**Set exercise**
Return every record exactly as written.

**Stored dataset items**
──────────────────────────────

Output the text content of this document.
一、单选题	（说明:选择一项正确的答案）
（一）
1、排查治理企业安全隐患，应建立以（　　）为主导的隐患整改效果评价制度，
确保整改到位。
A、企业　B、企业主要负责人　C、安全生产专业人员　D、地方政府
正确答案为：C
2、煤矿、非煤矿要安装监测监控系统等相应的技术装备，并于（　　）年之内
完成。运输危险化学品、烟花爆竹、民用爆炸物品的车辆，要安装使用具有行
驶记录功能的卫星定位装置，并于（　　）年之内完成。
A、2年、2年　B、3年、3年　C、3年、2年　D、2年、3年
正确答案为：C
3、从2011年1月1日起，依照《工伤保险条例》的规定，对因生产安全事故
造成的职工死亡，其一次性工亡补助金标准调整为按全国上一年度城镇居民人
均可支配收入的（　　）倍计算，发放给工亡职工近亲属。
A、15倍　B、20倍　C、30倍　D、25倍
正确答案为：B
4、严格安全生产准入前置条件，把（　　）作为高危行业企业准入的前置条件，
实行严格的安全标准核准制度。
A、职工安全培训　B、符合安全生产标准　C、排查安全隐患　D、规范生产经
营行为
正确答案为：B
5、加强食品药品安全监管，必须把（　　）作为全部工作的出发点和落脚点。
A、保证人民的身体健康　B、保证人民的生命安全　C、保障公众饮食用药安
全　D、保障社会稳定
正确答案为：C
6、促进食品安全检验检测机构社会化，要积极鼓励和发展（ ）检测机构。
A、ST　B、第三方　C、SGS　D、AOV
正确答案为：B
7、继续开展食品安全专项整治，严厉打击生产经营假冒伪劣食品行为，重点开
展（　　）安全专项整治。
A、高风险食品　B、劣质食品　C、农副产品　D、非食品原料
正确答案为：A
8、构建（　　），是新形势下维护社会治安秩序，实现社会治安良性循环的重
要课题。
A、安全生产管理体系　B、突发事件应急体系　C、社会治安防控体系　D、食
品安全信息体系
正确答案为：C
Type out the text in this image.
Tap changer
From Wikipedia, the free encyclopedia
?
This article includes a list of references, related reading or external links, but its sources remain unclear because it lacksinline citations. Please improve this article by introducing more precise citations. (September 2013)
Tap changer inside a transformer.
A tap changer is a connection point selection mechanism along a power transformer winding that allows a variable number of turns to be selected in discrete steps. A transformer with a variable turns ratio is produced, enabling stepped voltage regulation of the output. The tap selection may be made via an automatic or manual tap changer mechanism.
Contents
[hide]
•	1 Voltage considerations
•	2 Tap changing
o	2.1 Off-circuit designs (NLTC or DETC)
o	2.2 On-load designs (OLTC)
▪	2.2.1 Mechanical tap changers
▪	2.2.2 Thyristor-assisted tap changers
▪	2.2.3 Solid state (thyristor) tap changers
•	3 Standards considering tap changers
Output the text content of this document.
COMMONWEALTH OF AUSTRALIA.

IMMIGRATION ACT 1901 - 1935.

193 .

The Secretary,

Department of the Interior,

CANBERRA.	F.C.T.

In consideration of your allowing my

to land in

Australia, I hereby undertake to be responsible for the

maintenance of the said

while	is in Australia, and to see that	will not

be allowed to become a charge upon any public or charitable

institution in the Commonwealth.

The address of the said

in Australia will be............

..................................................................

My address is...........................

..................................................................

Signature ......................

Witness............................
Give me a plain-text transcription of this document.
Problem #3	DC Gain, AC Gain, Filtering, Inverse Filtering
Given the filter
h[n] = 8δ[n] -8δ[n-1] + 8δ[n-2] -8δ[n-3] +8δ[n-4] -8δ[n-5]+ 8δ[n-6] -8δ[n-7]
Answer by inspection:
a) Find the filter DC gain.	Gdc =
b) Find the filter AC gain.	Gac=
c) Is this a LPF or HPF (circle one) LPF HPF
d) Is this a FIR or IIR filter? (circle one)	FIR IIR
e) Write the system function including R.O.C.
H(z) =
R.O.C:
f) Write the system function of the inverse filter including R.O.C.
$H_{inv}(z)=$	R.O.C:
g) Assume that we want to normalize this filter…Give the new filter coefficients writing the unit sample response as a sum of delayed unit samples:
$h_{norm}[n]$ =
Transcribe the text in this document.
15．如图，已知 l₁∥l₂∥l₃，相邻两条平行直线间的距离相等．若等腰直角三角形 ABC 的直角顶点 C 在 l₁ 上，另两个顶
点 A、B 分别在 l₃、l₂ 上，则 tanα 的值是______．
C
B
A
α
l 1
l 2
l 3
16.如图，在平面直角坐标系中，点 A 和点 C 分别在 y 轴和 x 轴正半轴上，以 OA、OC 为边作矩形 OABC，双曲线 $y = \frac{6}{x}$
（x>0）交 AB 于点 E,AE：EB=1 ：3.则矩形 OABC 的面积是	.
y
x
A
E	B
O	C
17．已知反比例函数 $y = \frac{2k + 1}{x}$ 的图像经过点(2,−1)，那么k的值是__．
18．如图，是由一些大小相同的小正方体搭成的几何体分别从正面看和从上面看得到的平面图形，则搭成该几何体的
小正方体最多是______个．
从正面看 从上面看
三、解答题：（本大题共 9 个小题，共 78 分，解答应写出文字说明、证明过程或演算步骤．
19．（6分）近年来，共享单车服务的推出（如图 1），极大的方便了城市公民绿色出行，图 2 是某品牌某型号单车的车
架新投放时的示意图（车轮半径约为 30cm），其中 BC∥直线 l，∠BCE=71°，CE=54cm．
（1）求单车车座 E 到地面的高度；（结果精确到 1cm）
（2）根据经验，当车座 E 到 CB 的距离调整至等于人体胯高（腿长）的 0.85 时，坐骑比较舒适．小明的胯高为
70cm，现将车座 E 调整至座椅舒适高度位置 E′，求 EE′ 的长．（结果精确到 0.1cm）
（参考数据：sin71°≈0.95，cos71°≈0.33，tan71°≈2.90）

──────────────────────────────

**Result for this task**
Output the text content of this document.
一、单选题	（说明:选择一项正确的答案）
（一）
1、排查治理企业安全隐患，应建立以（　　）为主导的隐患整改效果评价制度，
确保整改到位。
A、企业　B、企业主要负责人　C、安全生产专业人员　D、地方政府
正确答案为：C
2、煤矿、非煤矿要安装监测监控系统等相应的技术装备，并于（　　）年之内
完成。运输危险化学品、烟花爆竹、民用爆炸物品的车辆，要安装使用具有行
驶记录功能的卫星定位装置，并于（　　）年之内完成。
A、2年、2年　B、3年、3年　C、3年、2年　D、2年、3年
正确答案为：C
3、从2011年1月1日起，依照《工伤保险条例》的规定，对因生产安全事故
造成的职工死亡，其一次性工亡补助金标准调整为按全国上一年度城镇居民人
均可支配收入的（　　）倍计算，发放给工亡职工近亲属。
A、15倍　B、20倍　C、30倍　D、25倍
正确答案为：B
4、严格安全生产准入前置条件，把（　　）作为高危行业企业准入的前置条件，
实行严格的安全标准核准制度。
A、职工安全培训　B、符合安全生产标准　C、排查安全隐患　D、规范生产经
营行为
正确答案为：B
5、加强食品药品安全监管，必须把（　　）作为全部工作的出发点和落脚点。
A、保证人民的身体健康　B、保证人民的生命安全　C、保障公众饮食用药安
全　D、保障社会稳定
正确答案为：C
6、促进食品安全检验检测机构社会化，要积极鼓励和发展（ ）检测机构。
A、ST　B、第三方　C、SGS　D、AOV
正确答案为：B
7、继续开展食品安全专项整治，严厉打击生产经营假冒伪劣食品行为，重点开
展（　　）安全专项整治。
A、高风险食品　B、劣质食品　C、农副产品　D、非食品原料
正确答案为：A
8、构建（　　），是新形势下维护社会治安秩序，实现社会治安良性循环的重
要课题。
A、安全生产管理体系　B、突发事件应急体系　C、社会治安防控体系　D、食
品安全信息体系
正确答案为：C
Type out the text in this image.
Tap changer
From Wikipedia, the free encyclopedia
?
This article includes a list of references, related reading or external links, but its sources remain unclear because it lacksinline citations. Please improve this article by introducing more precise citations. (September 2013)
Tap changer inside a transformer.
A tap changer is a connection point selection mechanism along a power transformer winding that allows a variable number of turns to be selected in discrete steps. A transformer with a variable turns ratio is produced, enabling stepped voltage regulation of the output. The tap selection may be made via an automatic or manual tap changer mechanism.
Contents
[hide]
•	1 Voltage considerations
•	2 Tap changing
o	2.1 Off-circuit designs (NLTC or DETC)
o	2.2 On-load designs (OLTC)
▪	2.2.1 Mechanical tap changers
▪	2.2.2 Thyristor-assisted tap changers
▪	2.2.3 Solid state (thyristor) tap changers
•	3 Standards considering tap changers
Output the text content of this document.
COMMONWEALTH OF AUSTRALIA.

IMMIGRATION ACT 1901 - 1935.

193 .

The Secretary,

Department of the Interior,

CANBERRA.	F.C.T.

In consideration of your allowing my

to land in

Australia, I hereby undertake to be responsible for the

maintenance of the said

while	is in Australia, and to see that	will not

be allowed to become a charge upon any public or charitable

institution in the Commonwealth.

The address of the said

in Australia will be............

..................................................................

My address is...........................

..................................................................

Signature ......................

Witness............................
Give me a plain-text transcription of this document.
Problem #3	DC Gain, AC Gain, Filtering, Inverse Filtering
Given the filter
h[n] = 8δ[n] -8δ[n-1] + 8δ[n-2] -8δ[n-3] +8δ[n-4] -8δ[n-5]+ 8δ[n-6] -8δ[n-7]
Answer by inspection:
a) Find the filter DC gain.	Gdc =
b) Find the filter AC gain.	Gac=
c) Is this a LPF or HPF (circle one) LPF HPF
d) Is this a FIR or IIR filter? (circle one)	FIR IIR
e) Write the system function including R.O.C.
H(z) =
R.O.C:
f) Write the system function of the inverse filter including R.O.C.
$H_{inv}(z)=$	R.O.C:
g) Assume that we want to normalize this filter…Give the new filter coefficients writing the unit sample response as a sum of delayed unit samples:
$h_{norm}[n]$ =
Transcribe the text in this document.
15．如图，已知 l₁∥l₂∥l₃，相邻两条平行直线间的距离相等．若等腰直角三角形 ABC 的直角顶点 C 在 l₁ 上，另两个顶
点 A、B 分别在 l₃、l₂ 上，则 tanα 的值是______．
C
B
A
α
l 1
l 2
l 3
16.如图，在平面直角坐标系中，点 A 和点 C 分别在 y 轴和 x 轴正半轴上，以 OA、OC 为边作矩形 OABC，双曲线 $y = \frac{6}{x}$
（x>0）交 AB 于点 E,AE：EB=1 ：3.则矩形 OABC 的面积是	.
y
x
A
E	B
O	C
17．已知反比例函数 $y = \frac{2k + 1}{x}$ 的图像经过点(2,−1)，那么k的值是__．
18．如图，是由一些大小相同的小正方体搭成的几何体分别从正面看和从上面看得到的平面图形，则搭成该几何体的
小正方体最多是______个．
从正面看 从上面看
三、解答题：（本大题共 9 个小题，共 78 分，解答应写出文字说明、证明过程或演算步骤．
19．（6分）近年来，共享单车服务的推出（如图 1），极大的方便了城市公民绿色出行，图 2 是某品牌某型号单车的车
架新投放时的示意图（车轮半径约为 30cm），其中 BC∥直线 l，∠BCE=71°，CE=54cm．
（1）求单车车座 E 到地面的高度；（结果精确到 1cm）
（2）根据经验，当车座 E 到 CB 的距离调整至等于人体胯高（腿长）的 0.85 时，坐骑比较舒适．小明的胯高为
70cm，现将车座 E 调整至座椅舒适高度位置 E′，求 EE′ 的长．（结果精确到 0.1cm）
（参考数据：sin71°≈0.95，cos71°≈0.33，tan71°≈2.90）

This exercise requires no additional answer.